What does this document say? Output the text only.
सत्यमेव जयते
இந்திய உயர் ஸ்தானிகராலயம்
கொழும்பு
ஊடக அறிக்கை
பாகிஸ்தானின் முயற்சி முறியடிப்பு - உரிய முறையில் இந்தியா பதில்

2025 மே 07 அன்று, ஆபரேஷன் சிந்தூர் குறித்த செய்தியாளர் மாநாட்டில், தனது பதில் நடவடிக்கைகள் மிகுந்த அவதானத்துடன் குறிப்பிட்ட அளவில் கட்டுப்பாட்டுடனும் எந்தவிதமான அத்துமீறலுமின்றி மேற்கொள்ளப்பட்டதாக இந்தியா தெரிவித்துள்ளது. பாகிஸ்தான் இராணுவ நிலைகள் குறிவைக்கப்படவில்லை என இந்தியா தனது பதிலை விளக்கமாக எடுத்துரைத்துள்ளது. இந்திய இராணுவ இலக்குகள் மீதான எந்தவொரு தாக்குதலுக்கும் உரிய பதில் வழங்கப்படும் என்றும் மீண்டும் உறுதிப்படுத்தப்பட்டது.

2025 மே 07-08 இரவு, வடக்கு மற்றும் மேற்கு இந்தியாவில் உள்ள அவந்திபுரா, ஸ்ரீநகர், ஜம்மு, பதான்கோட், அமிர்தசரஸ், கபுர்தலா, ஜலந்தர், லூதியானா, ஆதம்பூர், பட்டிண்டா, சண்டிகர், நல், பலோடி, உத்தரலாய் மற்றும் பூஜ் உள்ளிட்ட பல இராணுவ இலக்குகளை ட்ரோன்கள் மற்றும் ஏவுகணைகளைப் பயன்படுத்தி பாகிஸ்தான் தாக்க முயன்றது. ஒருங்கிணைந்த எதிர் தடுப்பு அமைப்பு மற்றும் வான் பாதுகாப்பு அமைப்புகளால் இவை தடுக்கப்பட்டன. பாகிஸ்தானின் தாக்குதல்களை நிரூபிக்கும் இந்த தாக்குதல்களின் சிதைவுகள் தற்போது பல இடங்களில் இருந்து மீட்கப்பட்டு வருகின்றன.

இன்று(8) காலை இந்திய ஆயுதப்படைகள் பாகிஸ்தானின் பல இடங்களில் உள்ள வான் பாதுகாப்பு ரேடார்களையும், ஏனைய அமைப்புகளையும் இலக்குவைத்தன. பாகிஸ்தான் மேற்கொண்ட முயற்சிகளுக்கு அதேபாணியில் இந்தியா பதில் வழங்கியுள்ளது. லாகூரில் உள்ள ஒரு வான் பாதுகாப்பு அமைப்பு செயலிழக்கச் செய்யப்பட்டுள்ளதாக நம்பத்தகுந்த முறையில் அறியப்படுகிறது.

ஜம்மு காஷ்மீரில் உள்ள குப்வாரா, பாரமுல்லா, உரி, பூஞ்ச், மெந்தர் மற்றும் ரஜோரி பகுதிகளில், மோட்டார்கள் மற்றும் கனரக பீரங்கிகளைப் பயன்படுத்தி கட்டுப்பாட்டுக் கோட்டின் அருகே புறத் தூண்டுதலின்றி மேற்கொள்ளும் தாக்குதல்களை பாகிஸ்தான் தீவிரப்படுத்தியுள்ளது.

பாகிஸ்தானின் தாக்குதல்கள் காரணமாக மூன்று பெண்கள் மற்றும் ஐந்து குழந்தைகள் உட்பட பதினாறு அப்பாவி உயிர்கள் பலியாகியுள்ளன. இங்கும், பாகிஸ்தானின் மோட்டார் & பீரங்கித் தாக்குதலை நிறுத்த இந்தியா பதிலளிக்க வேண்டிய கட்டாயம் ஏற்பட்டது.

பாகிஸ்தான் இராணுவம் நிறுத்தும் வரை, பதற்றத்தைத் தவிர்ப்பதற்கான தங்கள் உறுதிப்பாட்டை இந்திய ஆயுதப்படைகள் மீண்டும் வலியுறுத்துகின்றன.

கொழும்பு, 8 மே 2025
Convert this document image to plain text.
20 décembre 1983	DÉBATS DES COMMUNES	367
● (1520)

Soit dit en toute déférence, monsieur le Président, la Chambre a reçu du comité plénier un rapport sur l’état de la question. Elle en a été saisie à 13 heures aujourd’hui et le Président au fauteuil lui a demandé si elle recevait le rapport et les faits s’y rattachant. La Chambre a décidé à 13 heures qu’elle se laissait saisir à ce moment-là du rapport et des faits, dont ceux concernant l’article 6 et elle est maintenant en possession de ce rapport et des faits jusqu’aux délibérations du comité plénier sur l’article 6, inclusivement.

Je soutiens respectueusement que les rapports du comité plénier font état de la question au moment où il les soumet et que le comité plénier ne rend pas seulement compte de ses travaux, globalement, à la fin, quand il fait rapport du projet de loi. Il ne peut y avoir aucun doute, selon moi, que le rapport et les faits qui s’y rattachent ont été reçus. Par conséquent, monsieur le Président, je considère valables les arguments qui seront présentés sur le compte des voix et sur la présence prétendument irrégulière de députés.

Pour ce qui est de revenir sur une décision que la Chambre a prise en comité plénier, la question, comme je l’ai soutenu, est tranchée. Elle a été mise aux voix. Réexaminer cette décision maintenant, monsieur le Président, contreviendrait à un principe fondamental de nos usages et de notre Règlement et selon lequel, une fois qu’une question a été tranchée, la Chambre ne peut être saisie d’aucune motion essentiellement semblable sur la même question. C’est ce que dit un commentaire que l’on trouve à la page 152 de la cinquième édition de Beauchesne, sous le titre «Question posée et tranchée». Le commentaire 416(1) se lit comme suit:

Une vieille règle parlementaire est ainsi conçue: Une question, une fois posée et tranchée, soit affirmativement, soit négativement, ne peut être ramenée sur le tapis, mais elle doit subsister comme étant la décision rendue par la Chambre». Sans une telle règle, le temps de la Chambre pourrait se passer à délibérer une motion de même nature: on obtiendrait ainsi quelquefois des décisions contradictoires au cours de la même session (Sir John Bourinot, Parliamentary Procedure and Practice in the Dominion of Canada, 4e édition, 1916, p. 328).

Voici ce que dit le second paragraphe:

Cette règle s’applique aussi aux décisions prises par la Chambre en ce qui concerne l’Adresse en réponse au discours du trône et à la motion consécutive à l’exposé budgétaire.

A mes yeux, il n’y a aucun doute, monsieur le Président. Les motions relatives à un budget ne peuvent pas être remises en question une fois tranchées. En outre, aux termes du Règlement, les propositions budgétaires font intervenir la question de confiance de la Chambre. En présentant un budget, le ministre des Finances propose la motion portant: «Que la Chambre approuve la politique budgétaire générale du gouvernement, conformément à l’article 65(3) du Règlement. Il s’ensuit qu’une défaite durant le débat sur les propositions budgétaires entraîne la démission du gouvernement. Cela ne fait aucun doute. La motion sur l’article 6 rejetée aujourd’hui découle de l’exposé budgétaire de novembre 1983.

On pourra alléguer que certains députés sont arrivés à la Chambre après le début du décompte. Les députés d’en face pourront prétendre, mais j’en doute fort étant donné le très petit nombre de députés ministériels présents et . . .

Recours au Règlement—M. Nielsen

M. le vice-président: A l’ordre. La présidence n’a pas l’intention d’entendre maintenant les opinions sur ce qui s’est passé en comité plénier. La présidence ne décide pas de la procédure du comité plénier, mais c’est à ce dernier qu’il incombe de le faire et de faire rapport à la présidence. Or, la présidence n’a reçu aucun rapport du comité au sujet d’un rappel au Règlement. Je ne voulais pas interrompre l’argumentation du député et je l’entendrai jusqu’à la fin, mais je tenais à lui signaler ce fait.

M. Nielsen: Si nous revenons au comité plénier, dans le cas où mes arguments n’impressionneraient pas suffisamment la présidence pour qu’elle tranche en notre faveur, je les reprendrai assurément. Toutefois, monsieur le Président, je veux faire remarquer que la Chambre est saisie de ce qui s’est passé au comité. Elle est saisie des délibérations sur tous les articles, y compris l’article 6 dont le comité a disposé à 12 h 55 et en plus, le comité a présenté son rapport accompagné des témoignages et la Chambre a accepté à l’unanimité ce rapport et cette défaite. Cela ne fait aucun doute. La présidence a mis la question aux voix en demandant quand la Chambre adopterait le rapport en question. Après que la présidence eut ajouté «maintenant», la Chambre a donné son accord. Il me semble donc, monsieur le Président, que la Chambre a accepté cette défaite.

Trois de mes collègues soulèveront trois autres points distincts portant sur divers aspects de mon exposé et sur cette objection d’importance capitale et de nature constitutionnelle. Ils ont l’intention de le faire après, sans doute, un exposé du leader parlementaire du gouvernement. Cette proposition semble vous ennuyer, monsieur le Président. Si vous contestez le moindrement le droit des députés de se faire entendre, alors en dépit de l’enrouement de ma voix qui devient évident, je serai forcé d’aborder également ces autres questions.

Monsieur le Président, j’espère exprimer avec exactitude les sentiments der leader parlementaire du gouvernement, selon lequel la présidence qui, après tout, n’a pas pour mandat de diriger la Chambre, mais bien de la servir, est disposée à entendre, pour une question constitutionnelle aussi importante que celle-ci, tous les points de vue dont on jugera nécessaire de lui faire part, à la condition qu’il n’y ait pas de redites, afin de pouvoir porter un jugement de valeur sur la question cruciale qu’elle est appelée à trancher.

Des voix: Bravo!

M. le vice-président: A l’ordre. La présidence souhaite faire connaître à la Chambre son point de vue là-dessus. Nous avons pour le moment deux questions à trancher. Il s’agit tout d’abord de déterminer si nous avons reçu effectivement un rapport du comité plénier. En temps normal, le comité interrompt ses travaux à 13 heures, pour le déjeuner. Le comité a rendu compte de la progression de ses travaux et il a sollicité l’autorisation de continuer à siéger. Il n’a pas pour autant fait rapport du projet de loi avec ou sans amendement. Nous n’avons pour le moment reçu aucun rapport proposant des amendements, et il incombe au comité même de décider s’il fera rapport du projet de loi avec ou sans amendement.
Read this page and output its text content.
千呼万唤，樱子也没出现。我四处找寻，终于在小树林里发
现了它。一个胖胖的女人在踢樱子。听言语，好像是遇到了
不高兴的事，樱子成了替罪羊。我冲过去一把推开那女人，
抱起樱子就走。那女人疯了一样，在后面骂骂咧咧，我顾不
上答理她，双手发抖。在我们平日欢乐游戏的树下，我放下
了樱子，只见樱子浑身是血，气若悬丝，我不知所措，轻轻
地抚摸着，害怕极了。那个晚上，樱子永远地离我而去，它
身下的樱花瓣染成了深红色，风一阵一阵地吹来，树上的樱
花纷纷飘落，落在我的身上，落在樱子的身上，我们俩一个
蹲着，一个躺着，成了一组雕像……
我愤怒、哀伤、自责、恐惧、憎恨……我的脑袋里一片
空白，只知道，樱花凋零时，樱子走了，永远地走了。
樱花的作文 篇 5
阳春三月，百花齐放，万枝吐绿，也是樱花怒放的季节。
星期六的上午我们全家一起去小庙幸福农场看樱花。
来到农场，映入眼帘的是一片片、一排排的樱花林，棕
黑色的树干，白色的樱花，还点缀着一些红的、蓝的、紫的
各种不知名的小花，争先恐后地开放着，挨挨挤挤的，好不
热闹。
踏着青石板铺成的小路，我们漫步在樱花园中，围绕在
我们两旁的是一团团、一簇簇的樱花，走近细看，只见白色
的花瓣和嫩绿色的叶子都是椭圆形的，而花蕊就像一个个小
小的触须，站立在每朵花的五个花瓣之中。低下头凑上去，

------------------------------------------------------------

Job
In the listing above, find the line with "Read this page and output its text content." and set down that line and all after it exactly, through the final line.

Answer below
Read this page and output its text content.
千呼万唤，樱子也没出现。我四处找寻，终于在小树林里发
现了它。一个胖胖的女人在踢樱子。听言语，好像是遇到了
不高兴的事，樱子成了替罪羊。我冲过去一把推开那女人，
抱起樱子就走。那女人疯了一样，在后面骂骂咧咧，我顾不
上答理她，双手发抖。在我们平日欢乐游戏的树下，我放下
了樱子，只见樱子浑身是血，气若悬丝，我不知所措，轻轻
地抚摸着，害怕极了。那个晚上，樱子永远地离我而去，它
身下的樱花瓣染成了深红色，风一阵一阵地吹来，树上的樱
花纷纷飘落，落在我的身上，落在樱子的身上，我们俩一个
蹲着，一个躺着，成了一组雕像……
我愤怒、哀伤、自责、恐惧、憎恨……我的脑袋里一片
空白，只知道，樱花凋零时，樱子走了，永远地走了。
樱花的作文 篇 5
阳春三月，百花齐放，万枝吐绿，也是樱花怒放的季节。
星期六的上午我们全家一起去小庙幸福农场看樱花。
来到农场，映入眼帘的是一片片、一排排的樱花林，棕
黑色的树干，白色的樱花，还点缀着一些红的、蓝的、紫的
各种不知名的小花，争先恐后地开放着，挨挨挤挤的，好不
热闹。
踏着青石板铺成的小路，我们漫步在樱花园中，围绕在
我们两旁的是一团团、一簇簇的樱花，走近细看，只见白色
的花瓣和嫩绿色的叶子都是椭圆形的，而花蕊就像一个个小
小的触须，站立在每朵花的五个花瓣之中。低下头凑上去，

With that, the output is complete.